◆ Dataset extract
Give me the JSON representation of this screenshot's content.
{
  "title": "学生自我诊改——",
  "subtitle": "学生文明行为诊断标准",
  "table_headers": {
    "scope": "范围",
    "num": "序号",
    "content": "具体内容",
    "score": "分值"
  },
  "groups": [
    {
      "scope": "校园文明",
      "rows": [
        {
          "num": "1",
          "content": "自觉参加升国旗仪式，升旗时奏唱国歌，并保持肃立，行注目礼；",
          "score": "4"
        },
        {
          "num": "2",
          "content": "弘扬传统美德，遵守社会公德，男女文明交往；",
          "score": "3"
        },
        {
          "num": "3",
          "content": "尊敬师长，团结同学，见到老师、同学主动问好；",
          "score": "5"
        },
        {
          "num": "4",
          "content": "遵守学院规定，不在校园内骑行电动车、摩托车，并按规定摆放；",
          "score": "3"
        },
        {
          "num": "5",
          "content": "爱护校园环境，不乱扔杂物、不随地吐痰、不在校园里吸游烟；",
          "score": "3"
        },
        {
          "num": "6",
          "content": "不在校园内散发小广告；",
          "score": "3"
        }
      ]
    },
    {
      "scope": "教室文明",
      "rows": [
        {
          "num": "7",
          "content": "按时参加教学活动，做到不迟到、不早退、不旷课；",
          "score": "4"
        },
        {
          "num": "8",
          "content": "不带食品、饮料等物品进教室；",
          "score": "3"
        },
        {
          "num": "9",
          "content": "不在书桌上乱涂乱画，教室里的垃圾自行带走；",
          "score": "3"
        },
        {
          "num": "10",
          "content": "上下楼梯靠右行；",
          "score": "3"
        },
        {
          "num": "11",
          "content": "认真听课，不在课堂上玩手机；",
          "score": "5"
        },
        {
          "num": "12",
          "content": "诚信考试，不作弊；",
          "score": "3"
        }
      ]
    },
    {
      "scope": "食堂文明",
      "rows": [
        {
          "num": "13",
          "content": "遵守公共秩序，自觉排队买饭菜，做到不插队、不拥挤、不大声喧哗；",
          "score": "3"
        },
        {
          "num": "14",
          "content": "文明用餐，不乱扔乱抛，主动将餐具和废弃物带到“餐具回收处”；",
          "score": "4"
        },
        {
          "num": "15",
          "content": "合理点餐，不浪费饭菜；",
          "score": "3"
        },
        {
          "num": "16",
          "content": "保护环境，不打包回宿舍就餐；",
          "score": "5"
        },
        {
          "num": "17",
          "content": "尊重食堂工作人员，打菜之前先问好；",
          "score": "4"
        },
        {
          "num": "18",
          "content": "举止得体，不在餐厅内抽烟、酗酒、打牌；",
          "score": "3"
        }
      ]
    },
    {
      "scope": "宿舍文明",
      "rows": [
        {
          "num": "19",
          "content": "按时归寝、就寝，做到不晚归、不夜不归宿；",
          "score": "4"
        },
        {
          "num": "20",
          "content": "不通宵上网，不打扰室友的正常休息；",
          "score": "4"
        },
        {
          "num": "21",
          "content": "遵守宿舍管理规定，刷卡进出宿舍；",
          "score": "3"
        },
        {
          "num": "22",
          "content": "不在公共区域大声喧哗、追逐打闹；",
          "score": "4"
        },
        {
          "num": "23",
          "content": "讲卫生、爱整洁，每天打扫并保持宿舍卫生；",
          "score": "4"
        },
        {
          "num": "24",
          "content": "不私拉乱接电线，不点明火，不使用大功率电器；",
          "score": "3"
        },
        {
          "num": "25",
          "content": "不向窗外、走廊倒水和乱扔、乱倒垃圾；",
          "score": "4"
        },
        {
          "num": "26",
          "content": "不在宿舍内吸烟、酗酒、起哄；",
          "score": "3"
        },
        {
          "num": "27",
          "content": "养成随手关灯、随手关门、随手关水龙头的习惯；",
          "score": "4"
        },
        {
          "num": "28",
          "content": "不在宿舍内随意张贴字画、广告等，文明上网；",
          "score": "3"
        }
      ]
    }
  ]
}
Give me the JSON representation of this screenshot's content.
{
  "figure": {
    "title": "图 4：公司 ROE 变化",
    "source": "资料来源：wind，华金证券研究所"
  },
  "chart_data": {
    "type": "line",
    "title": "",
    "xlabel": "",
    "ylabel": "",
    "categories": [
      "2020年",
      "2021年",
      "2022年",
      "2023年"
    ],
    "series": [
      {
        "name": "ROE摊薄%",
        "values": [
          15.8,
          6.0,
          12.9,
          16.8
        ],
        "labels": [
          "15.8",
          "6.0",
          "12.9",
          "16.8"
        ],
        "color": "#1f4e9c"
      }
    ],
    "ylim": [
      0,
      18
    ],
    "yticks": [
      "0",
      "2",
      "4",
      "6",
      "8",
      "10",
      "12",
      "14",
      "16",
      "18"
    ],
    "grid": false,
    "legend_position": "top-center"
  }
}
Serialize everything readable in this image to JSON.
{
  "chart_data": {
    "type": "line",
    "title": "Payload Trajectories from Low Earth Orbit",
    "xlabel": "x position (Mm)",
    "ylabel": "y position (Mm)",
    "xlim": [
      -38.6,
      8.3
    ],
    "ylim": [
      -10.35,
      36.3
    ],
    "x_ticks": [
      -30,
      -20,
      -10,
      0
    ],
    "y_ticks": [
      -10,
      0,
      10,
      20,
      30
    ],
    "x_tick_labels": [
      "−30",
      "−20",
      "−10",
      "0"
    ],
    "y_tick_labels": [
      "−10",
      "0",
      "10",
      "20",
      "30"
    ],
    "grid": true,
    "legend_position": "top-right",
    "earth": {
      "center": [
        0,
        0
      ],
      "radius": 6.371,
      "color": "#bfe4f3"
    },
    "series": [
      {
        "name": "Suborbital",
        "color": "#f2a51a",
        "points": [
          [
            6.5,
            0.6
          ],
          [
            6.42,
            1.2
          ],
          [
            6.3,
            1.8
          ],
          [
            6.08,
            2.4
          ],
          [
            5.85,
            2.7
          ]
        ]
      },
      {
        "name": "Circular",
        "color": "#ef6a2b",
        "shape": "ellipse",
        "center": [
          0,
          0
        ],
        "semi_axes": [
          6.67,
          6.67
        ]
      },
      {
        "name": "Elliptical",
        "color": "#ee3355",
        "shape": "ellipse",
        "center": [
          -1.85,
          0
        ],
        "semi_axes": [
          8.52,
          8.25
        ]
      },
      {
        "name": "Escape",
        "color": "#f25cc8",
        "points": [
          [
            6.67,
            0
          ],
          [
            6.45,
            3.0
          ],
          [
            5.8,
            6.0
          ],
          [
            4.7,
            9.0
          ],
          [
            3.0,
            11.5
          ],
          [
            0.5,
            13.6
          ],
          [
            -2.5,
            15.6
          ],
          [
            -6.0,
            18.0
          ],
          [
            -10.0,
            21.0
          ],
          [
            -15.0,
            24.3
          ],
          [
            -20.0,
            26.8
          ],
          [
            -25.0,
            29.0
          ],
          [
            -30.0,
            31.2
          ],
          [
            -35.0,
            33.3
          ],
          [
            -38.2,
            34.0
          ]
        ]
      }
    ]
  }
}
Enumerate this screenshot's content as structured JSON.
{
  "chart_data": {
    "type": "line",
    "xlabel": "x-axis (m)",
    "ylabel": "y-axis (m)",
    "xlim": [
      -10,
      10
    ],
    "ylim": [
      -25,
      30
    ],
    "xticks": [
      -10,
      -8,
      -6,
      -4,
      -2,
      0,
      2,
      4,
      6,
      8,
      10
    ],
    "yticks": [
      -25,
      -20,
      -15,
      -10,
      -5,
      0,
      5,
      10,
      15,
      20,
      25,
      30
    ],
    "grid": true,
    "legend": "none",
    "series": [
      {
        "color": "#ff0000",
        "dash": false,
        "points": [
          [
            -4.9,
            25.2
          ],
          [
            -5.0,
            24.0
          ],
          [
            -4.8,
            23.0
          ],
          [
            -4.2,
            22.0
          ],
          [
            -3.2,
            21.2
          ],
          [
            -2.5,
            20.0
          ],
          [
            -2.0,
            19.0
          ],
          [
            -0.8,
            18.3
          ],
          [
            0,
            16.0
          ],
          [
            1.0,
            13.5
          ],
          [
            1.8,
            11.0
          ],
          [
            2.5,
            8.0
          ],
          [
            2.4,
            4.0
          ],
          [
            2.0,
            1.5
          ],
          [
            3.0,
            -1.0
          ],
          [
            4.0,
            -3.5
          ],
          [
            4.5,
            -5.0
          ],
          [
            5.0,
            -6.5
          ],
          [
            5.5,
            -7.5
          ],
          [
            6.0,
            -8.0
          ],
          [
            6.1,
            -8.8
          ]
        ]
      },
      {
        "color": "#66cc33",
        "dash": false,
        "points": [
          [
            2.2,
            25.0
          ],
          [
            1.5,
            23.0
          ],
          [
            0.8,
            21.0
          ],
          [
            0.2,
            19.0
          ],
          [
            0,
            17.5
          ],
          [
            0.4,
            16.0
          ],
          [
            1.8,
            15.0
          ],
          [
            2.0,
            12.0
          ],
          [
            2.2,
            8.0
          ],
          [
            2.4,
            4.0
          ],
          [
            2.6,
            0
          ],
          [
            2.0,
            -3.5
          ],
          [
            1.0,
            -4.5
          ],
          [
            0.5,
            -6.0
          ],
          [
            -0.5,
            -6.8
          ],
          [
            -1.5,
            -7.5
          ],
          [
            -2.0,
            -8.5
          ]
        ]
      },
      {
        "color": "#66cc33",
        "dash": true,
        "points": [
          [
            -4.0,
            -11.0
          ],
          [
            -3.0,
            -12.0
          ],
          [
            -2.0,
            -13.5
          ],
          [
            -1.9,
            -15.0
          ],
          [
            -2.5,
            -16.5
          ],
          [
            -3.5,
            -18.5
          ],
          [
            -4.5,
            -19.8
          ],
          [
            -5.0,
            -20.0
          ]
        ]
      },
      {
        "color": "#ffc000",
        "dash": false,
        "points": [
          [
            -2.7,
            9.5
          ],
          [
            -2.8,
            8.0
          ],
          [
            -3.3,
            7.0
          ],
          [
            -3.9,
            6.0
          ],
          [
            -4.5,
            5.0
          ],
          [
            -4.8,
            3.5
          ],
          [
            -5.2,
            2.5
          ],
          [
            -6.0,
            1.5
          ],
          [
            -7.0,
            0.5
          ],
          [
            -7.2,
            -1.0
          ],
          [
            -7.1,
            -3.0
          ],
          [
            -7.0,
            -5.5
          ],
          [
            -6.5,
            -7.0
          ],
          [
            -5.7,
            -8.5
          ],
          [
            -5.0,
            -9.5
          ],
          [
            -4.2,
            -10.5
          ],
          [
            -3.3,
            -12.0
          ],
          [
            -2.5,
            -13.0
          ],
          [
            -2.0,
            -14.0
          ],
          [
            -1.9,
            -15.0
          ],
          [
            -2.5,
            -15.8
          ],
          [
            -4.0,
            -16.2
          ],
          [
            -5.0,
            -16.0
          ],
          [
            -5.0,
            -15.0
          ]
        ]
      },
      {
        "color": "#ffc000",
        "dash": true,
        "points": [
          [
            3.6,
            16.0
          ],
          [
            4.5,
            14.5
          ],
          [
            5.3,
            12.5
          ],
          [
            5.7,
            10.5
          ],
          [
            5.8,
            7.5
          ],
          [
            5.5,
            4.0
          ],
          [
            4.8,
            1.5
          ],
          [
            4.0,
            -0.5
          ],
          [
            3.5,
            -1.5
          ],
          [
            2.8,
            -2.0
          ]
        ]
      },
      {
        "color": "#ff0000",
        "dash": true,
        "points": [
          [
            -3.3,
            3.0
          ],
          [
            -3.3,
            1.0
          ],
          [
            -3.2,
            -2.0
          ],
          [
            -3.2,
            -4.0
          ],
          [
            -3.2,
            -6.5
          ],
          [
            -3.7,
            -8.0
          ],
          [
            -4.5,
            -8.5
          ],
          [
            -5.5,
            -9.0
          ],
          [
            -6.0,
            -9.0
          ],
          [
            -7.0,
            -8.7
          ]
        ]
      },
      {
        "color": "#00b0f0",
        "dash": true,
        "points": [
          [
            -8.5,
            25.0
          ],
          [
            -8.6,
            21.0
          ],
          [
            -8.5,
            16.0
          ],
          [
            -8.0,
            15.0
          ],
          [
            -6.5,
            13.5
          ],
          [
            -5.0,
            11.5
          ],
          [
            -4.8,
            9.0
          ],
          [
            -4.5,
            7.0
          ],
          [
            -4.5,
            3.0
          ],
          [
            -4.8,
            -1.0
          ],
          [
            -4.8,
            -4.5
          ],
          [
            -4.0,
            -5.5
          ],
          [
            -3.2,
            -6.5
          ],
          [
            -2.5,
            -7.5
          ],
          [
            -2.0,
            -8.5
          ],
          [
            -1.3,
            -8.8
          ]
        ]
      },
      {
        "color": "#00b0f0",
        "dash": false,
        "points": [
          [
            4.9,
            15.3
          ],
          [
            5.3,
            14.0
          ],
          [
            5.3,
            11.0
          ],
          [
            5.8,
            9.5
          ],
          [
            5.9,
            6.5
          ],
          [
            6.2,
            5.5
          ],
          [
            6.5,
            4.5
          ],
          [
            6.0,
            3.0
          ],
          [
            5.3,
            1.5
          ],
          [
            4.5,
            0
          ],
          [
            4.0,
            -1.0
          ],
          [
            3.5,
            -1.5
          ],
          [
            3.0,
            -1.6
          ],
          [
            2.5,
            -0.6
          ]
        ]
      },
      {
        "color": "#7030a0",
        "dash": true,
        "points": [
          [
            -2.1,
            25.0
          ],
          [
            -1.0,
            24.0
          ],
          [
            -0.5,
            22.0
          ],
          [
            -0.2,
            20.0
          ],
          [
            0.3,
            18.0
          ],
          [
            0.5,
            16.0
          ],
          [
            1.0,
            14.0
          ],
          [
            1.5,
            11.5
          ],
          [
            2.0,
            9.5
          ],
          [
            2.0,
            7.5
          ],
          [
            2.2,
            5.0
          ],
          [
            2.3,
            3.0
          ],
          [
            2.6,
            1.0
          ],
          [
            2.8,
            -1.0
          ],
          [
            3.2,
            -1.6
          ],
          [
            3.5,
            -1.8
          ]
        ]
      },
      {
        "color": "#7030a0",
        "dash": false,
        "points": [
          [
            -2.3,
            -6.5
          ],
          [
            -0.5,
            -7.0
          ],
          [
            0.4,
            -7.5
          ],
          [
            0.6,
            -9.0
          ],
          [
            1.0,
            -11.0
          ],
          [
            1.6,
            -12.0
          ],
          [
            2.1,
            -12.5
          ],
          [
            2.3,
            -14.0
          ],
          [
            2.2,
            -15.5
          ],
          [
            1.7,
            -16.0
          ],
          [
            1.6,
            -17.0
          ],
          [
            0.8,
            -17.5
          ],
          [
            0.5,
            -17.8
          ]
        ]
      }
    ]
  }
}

◆ What to produce
Look through the data above. Find each line with the string "JSON" and copy it.

◆ Output for this exercise
Give me the JSON representation of this screenshot's content.
Give me the JSON representation of this screenshot's content.
Serialize everything readable in this image to JSON.
Enumerate this screenshot's content as structured JSON.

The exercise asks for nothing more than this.